• Directive: Copy out all lines in the data below containing the string "John".

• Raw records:
┄┄┄┄┄┄┄┄┄┄

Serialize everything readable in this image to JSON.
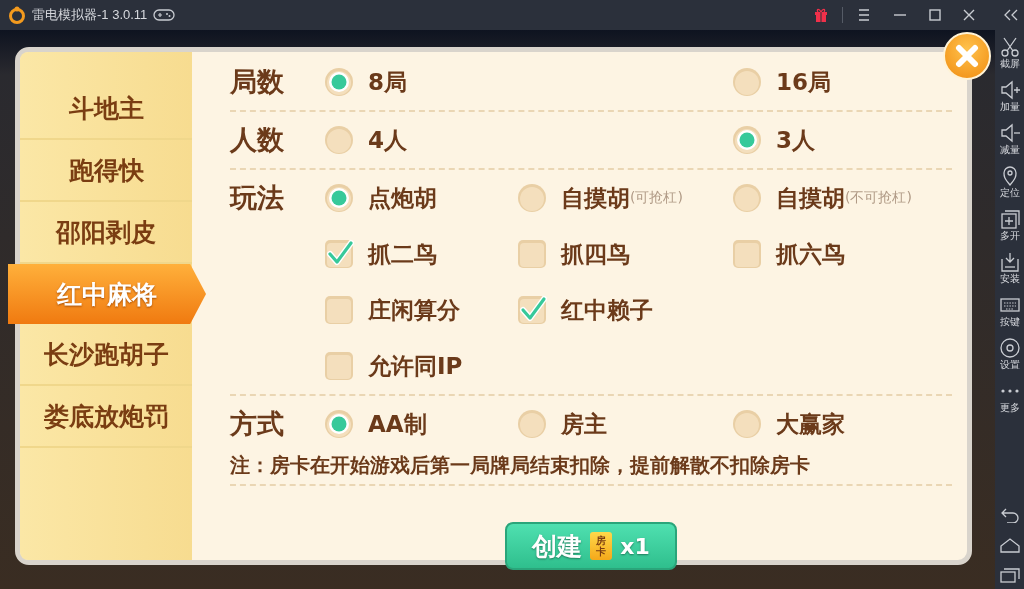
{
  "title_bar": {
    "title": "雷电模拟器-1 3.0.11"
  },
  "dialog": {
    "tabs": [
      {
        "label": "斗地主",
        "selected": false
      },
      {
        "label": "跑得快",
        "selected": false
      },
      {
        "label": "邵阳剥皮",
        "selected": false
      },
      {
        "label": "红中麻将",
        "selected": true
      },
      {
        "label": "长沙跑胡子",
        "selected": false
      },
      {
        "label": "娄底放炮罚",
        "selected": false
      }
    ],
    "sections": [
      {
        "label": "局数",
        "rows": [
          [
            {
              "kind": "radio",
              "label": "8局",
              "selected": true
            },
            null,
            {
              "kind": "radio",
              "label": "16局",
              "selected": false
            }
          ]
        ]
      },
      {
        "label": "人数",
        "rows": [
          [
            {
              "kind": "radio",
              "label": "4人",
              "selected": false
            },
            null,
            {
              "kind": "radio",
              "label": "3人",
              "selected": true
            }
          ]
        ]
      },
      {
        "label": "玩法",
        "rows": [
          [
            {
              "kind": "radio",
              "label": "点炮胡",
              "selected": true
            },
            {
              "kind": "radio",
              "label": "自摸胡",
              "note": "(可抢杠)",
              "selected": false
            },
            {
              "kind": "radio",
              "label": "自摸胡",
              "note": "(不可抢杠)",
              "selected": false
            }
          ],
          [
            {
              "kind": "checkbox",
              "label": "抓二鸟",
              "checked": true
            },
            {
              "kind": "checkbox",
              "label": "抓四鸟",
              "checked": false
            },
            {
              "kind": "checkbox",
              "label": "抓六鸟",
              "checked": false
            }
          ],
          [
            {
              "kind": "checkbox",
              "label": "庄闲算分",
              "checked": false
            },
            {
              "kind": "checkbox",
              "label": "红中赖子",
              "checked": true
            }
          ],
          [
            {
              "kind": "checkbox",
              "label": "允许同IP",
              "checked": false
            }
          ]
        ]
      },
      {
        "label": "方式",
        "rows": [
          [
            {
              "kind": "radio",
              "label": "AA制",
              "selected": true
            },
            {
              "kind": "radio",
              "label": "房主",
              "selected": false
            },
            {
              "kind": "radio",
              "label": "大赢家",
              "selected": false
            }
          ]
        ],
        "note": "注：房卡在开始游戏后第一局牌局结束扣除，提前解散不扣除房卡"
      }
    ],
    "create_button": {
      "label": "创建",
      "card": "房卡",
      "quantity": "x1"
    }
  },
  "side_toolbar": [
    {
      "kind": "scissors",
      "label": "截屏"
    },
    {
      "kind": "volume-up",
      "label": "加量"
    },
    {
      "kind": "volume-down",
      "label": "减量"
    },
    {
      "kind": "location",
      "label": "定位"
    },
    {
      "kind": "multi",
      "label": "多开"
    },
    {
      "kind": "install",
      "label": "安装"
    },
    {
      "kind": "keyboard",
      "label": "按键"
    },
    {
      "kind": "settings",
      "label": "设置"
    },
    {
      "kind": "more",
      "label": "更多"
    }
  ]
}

┄┄┄┄┄┄┄┄┄┄

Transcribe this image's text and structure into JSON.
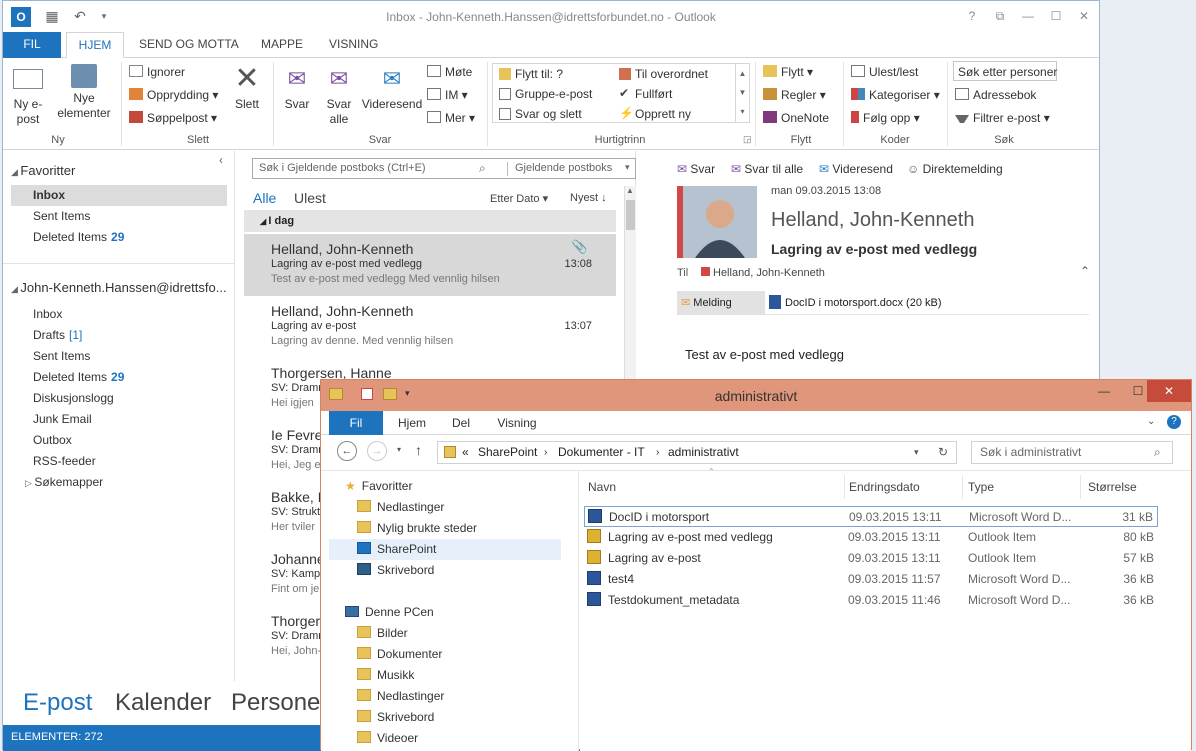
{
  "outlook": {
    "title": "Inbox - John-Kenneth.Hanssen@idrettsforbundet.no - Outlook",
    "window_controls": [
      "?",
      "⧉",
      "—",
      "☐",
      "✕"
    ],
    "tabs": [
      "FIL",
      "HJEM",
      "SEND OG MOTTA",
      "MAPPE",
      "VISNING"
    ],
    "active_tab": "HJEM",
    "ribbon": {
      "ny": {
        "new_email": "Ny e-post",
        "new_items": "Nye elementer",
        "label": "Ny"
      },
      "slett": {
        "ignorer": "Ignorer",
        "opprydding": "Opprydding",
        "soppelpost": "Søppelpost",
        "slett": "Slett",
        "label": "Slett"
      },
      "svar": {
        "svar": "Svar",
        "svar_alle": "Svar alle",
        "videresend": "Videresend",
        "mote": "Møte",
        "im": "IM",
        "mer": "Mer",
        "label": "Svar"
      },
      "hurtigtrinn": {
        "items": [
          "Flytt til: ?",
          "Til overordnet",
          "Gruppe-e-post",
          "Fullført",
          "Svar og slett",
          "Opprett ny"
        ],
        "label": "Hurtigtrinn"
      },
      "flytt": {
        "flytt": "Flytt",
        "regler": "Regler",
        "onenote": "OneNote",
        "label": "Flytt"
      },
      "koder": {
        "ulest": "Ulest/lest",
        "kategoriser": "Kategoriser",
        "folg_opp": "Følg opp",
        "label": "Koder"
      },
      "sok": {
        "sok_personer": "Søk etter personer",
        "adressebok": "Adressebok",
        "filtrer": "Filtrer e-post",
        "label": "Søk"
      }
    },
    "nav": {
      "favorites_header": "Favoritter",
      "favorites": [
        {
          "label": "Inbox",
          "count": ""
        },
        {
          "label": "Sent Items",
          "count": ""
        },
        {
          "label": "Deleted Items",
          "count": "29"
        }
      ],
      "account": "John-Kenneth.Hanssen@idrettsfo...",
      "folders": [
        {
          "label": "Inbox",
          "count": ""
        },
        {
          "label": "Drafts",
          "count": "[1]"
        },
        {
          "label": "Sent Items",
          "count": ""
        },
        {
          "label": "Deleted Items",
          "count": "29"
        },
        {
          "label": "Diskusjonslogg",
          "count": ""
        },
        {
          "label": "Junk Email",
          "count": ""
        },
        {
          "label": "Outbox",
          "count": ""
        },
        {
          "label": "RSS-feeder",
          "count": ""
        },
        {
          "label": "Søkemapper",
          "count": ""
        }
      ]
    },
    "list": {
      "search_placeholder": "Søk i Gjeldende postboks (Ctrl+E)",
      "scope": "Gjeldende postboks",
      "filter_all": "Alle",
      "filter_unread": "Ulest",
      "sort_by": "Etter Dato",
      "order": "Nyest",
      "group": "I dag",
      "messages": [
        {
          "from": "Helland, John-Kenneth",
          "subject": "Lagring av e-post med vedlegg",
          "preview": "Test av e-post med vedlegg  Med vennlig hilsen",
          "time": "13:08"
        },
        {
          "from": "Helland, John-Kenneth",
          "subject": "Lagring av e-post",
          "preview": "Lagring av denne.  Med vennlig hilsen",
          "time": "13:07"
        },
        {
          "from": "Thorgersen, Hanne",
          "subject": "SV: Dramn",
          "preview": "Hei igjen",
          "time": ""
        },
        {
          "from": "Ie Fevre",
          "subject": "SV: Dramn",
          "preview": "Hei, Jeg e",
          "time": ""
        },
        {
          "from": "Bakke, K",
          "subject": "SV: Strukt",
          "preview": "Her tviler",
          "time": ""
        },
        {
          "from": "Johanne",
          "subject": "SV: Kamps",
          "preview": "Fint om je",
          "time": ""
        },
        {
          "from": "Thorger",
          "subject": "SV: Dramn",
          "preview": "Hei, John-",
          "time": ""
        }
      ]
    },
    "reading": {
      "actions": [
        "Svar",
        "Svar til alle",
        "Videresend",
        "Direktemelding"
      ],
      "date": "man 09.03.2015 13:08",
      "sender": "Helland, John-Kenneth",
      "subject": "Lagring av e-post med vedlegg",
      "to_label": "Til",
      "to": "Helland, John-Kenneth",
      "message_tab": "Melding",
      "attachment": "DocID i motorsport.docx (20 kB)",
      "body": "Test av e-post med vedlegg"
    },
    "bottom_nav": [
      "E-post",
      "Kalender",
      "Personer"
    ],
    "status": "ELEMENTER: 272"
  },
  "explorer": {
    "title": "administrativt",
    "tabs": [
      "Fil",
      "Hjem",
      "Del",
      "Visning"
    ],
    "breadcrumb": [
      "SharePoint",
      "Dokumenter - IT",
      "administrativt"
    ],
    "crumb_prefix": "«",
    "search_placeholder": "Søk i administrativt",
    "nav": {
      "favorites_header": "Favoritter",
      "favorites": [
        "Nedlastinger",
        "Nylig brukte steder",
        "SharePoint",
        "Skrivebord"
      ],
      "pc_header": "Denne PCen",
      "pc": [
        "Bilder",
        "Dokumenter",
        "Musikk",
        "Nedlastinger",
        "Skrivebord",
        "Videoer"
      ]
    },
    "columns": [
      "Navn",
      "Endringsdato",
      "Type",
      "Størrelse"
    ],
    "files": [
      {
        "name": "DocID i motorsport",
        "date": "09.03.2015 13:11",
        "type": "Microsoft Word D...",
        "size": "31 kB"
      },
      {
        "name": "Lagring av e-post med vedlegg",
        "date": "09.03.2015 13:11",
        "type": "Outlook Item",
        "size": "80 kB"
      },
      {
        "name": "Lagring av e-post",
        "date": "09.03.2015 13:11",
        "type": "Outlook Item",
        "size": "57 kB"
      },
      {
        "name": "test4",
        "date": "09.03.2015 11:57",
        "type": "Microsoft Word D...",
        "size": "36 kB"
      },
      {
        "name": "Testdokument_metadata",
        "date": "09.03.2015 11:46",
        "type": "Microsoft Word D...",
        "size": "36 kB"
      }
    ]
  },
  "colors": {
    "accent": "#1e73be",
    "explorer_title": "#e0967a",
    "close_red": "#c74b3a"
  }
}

┄┄┄┄┄┄┄┄┄┄

• Answer to this problem:
    "title": "Inbox - John-Kenneth.Hanssen@idrettsforbundet.no - Outlook",
      "account": "John-Kenneth.Hanssen@idrettsfo...",
          "from": "Helland, John-Kenneth",
          "from": "Helland, John-Kenneth",
          "preview": "Hei, John-",
      "sender": "Helland, John-Kenneth",
      "to": "Helland, John-Kenneth",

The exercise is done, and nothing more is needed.